• Set task: Using the records below, report how many lines hold "name", with no extra text.

[Records from a collection of figures]
# # # #

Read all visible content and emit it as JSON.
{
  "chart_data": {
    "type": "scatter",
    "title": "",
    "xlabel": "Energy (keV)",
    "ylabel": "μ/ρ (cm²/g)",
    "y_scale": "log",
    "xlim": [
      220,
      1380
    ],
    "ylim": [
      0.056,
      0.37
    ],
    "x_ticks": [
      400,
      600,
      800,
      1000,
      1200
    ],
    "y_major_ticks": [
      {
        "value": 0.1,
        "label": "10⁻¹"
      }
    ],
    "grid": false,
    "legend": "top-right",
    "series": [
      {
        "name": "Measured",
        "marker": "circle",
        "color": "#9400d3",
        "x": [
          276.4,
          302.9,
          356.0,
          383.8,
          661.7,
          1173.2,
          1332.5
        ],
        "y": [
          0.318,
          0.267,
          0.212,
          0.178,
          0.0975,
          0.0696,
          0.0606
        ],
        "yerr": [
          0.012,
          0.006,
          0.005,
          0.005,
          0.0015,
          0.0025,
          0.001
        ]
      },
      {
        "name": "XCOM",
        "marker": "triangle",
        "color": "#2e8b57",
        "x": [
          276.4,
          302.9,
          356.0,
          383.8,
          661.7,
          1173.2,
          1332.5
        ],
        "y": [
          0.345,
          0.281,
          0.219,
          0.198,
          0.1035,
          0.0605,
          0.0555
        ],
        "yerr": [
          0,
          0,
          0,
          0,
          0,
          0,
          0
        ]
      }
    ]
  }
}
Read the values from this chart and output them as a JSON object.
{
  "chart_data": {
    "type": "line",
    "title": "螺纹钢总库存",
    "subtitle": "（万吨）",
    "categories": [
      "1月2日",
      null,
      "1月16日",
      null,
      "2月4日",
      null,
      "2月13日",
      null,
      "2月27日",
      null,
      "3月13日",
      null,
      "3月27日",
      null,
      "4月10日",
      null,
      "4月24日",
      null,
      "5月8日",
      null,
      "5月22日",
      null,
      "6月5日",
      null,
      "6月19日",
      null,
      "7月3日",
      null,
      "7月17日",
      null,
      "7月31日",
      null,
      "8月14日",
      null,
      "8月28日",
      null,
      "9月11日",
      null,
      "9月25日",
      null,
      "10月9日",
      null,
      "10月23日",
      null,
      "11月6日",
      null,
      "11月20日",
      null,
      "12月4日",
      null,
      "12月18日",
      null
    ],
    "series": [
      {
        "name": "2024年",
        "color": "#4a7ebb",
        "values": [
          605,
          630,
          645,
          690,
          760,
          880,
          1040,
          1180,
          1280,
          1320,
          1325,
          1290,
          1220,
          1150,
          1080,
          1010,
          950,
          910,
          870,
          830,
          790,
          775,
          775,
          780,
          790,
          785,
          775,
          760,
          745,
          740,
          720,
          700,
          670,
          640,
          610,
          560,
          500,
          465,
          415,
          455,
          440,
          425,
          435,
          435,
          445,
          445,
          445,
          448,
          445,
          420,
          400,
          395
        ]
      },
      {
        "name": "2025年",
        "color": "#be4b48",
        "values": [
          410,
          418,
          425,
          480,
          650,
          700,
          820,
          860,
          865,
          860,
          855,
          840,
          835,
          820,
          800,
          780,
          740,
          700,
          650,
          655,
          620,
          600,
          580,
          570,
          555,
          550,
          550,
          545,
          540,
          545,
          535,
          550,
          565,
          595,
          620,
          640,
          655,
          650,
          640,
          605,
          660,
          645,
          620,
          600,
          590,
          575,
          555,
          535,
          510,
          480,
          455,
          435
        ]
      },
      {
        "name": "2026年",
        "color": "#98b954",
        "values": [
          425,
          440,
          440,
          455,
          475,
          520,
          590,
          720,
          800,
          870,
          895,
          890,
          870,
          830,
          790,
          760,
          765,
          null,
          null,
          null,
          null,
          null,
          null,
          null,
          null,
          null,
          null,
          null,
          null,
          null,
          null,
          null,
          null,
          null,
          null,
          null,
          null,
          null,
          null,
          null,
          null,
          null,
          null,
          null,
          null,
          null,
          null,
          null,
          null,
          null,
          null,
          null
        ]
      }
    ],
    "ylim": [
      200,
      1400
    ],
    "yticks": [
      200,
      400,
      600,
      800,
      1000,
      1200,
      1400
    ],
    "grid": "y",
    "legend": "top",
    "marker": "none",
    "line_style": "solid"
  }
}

# # # #

• The completed task: 5